EXERCISE GOAL:
Filter this material down to the lines that hold "Perfil", copying each one.

##############################

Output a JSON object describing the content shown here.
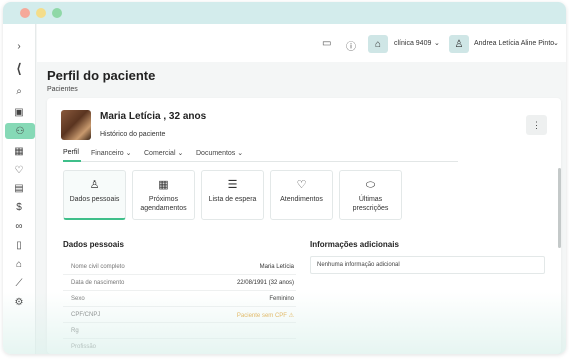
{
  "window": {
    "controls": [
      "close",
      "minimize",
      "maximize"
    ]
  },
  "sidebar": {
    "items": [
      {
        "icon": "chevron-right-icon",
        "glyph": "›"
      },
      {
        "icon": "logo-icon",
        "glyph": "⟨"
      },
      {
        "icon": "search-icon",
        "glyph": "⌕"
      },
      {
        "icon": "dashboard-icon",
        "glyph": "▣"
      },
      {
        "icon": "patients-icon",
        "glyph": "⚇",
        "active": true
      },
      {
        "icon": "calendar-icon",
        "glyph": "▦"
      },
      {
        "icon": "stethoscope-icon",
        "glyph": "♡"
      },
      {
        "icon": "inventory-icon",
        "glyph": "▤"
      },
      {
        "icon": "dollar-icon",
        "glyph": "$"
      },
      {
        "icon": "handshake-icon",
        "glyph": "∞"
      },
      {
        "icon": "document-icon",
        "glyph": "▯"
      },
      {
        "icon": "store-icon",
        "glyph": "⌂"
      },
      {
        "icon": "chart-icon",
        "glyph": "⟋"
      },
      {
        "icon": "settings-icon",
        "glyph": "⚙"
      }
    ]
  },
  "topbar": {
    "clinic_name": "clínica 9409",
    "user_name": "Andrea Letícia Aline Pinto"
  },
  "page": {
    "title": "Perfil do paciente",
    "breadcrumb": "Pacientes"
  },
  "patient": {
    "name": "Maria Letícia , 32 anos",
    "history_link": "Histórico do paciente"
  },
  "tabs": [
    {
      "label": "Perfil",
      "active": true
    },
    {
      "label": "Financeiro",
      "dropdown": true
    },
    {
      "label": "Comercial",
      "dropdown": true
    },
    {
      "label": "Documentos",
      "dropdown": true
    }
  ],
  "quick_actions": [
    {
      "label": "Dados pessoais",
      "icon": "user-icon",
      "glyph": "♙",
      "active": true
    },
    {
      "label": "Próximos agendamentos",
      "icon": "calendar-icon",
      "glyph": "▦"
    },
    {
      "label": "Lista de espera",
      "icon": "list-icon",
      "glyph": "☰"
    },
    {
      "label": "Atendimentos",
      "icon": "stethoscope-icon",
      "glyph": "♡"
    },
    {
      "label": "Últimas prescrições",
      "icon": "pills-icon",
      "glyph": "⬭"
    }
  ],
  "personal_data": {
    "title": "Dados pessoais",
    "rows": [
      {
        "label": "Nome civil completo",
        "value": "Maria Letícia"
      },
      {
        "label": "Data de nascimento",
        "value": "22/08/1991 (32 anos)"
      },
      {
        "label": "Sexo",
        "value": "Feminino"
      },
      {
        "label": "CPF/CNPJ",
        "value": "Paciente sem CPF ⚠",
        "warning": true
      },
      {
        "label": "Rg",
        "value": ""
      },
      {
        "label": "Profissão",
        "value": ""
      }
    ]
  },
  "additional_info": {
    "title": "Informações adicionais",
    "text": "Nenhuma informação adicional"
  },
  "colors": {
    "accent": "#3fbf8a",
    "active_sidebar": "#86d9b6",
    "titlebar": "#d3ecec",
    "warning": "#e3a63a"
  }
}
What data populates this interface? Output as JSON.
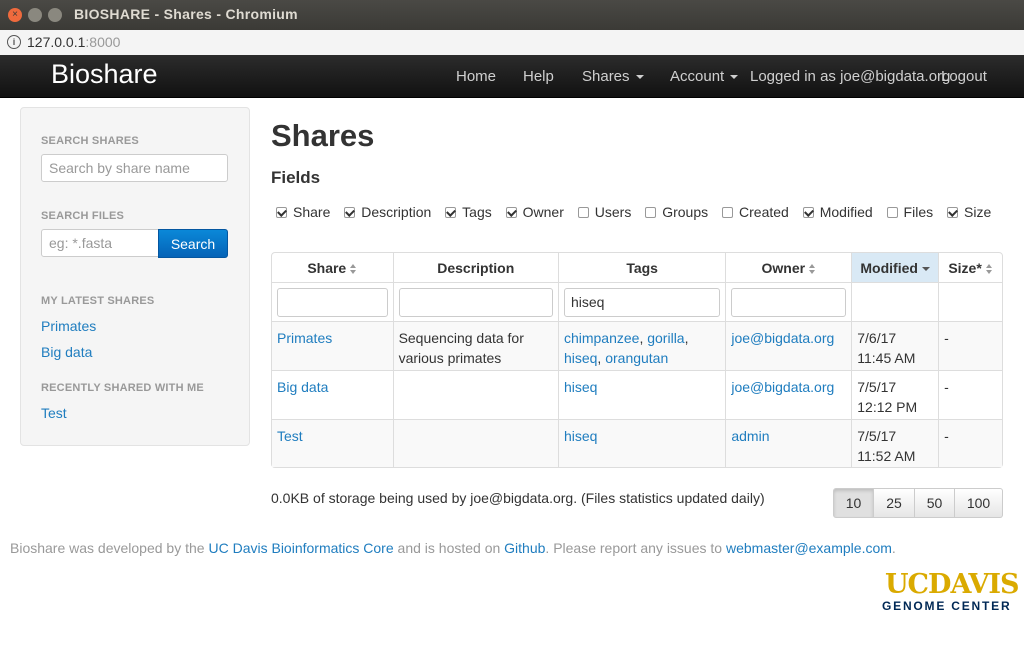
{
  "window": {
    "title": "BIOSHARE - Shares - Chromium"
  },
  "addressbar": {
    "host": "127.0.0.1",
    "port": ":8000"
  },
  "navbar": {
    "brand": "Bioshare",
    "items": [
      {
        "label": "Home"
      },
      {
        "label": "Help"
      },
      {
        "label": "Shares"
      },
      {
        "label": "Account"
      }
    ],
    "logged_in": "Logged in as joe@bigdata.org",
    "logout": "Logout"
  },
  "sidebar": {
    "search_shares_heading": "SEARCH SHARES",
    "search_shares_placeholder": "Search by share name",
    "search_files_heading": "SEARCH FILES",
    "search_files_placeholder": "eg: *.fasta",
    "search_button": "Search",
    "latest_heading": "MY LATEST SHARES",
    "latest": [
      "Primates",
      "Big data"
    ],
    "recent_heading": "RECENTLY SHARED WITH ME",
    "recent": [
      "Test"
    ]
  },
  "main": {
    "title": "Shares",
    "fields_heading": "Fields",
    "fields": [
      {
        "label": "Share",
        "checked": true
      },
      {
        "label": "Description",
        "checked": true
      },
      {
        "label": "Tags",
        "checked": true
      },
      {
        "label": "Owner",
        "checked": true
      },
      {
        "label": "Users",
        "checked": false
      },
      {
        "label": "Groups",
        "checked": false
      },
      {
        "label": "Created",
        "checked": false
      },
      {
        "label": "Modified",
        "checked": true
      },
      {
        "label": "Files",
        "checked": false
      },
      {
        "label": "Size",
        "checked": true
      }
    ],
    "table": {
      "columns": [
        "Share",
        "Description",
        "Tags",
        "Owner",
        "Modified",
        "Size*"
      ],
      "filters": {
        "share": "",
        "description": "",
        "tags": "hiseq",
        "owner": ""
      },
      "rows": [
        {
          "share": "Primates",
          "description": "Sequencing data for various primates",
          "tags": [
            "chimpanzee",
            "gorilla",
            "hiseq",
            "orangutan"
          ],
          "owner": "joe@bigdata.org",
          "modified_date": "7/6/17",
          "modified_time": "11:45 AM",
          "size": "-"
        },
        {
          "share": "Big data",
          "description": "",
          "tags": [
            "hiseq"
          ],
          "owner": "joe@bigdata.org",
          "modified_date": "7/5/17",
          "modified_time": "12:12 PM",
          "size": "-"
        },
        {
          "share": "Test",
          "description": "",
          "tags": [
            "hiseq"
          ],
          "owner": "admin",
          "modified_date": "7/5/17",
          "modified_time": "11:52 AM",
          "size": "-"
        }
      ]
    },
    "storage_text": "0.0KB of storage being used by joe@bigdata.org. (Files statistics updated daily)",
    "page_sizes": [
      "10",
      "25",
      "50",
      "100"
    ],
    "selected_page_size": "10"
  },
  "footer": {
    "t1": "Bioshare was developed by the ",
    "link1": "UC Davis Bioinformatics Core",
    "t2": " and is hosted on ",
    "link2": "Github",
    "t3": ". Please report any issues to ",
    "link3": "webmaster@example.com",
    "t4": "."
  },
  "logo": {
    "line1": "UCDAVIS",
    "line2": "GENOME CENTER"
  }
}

##############################

ANSWER SECTION:
    "title": "Perfil do paciente",
      "label": "Perfil",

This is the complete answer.